[WRITTEN REQUEST]:
Count every line that includes the string "Principal" in the entries that follow. Nothing besides the number is needed.

■ ■ ■ ■ ■ ■ ■

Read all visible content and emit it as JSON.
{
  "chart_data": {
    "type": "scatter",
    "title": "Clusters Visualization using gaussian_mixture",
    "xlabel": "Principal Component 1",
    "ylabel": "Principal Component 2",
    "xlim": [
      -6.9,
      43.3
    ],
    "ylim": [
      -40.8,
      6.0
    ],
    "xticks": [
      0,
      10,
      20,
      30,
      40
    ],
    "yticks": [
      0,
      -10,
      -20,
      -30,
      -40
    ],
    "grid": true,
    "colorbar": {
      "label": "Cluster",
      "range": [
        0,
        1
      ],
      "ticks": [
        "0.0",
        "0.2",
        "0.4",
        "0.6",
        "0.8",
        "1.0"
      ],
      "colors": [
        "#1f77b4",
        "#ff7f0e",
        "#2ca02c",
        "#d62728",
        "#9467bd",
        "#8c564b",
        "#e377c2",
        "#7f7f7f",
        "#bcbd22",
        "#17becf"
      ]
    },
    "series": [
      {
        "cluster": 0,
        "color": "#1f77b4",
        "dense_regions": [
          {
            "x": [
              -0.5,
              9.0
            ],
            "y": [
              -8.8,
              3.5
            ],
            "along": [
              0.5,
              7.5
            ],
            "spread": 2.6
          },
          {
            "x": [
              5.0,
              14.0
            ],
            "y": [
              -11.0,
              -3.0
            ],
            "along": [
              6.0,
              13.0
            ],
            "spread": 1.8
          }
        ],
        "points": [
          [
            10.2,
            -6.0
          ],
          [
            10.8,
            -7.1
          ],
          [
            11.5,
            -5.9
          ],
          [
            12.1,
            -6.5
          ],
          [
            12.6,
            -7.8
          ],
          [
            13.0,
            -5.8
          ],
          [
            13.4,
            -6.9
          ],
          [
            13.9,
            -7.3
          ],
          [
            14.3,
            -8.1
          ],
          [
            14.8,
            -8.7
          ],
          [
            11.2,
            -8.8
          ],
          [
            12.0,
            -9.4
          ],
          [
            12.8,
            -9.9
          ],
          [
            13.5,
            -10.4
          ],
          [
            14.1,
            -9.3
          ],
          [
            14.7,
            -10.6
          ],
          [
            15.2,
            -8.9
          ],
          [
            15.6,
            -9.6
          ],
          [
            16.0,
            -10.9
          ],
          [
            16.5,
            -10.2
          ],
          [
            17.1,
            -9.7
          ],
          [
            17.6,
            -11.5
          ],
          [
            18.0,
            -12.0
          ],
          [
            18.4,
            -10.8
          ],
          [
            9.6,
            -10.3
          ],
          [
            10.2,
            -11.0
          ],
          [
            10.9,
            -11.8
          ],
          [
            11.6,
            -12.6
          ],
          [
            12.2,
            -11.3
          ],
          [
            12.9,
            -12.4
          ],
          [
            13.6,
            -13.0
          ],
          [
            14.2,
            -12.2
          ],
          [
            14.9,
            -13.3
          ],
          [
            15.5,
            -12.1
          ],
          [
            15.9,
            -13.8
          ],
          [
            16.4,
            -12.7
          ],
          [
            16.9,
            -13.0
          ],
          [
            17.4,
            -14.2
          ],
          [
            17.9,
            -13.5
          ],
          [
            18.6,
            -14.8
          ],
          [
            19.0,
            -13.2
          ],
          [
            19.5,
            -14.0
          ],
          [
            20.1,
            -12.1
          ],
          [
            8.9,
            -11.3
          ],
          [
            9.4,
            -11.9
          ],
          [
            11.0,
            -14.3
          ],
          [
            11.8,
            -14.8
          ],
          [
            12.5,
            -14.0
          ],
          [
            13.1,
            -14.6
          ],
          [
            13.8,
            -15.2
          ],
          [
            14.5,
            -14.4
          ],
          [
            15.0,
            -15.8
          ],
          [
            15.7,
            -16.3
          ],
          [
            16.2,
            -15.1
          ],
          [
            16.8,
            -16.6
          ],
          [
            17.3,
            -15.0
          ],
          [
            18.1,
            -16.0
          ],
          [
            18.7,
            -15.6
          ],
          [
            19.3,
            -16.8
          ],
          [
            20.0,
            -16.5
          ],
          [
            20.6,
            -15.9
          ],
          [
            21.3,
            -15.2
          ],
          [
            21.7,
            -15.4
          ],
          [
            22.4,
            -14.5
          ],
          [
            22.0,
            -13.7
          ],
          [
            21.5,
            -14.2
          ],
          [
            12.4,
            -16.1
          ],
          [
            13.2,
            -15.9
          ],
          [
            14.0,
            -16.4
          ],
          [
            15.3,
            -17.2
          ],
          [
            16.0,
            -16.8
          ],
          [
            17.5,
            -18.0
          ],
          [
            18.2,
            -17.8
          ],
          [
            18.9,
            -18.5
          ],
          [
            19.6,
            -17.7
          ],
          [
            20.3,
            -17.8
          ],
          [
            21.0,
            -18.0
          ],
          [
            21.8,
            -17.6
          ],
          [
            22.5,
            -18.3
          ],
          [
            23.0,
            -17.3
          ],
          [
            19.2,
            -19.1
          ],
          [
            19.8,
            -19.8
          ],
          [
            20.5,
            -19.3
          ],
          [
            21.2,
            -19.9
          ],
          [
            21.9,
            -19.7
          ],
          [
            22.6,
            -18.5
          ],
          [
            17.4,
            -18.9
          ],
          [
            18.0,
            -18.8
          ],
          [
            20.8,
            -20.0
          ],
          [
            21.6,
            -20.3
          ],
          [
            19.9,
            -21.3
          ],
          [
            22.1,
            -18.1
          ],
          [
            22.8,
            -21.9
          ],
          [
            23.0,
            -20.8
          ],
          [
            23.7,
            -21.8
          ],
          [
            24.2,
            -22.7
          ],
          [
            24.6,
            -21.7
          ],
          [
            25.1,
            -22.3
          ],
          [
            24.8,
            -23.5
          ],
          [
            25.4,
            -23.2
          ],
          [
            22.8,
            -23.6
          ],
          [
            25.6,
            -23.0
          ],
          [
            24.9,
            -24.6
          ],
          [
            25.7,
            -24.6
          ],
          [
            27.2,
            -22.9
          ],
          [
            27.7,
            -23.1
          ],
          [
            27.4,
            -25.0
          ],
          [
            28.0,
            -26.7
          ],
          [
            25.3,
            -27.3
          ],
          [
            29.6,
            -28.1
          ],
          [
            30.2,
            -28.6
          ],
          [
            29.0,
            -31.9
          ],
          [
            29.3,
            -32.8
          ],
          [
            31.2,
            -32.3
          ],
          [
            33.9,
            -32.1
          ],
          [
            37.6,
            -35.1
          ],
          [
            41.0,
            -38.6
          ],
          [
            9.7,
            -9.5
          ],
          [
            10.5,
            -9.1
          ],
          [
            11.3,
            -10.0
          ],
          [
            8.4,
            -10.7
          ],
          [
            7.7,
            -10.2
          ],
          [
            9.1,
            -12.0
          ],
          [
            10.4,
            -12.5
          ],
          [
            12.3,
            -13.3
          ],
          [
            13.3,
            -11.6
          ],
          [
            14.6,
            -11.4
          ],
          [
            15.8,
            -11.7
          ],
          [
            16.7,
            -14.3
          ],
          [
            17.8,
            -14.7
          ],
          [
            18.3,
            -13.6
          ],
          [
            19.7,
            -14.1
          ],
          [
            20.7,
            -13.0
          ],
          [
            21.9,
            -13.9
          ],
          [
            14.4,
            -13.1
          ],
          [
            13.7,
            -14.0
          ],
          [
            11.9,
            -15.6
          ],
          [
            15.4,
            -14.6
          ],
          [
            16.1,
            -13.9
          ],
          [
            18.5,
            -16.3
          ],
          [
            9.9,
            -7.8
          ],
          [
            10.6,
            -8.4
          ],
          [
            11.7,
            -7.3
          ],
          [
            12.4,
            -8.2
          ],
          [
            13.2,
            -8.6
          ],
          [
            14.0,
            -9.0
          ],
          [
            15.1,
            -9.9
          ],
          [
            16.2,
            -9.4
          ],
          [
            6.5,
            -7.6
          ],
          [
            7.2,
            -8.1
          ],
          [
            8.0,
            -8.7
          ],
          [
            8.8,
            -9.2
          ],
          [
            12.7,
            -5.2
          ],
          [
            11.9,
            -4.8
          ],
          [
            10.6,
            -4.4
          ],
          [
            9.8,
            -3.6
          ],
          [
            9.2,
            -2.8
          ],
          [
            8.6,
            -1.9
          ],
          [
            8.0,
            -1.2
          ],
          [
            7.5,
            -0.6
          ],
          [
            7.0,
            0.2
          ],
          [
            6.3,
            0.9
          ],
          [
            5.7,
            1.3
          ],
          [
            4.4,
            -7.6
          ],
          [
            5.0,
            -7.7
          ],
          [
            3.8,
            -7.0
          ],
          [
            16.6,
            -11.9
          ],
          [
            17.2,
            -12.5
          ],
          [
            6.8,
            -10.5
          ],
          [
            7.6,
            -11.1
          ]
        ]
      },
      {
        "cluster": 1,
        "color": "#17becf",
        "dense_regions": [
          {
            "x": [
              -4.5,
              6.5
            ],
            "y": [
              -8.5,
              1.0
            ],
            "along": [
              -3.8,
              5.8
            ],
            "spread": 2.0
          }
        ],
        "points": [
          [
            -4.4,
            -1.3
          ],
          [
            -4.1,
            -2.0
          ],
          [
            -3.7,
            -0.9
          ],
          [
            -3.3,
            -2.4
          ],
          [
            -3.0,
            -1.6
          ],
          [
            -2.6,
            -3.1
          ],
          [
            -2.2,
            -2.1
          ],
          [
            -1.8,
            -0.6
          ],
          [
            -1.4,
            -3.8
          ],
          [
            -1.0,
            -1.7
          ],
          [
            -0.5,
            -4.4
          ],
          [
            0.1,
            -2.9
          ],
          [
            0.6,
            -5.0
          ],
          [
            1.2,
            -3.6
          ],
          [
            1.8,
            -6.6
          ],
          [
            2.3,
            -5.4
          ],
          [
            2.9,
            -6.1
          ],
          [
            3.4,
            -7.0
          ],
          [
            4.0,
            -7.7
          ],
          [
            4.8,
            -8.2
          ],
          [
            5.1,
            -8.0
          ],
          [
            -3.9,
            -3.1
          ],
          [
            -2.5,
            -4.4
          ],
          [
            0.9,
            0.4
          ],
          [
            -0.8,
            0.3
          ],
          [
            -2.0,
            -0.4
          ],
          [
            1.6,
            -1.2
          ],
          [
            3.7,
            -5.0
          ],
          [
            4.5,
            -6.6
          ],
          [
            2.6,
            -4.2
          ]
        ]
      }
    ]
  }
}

■ ■ ■ ■ ■ ■ ■

[SOLUTION TO THE PROBLEM]:
2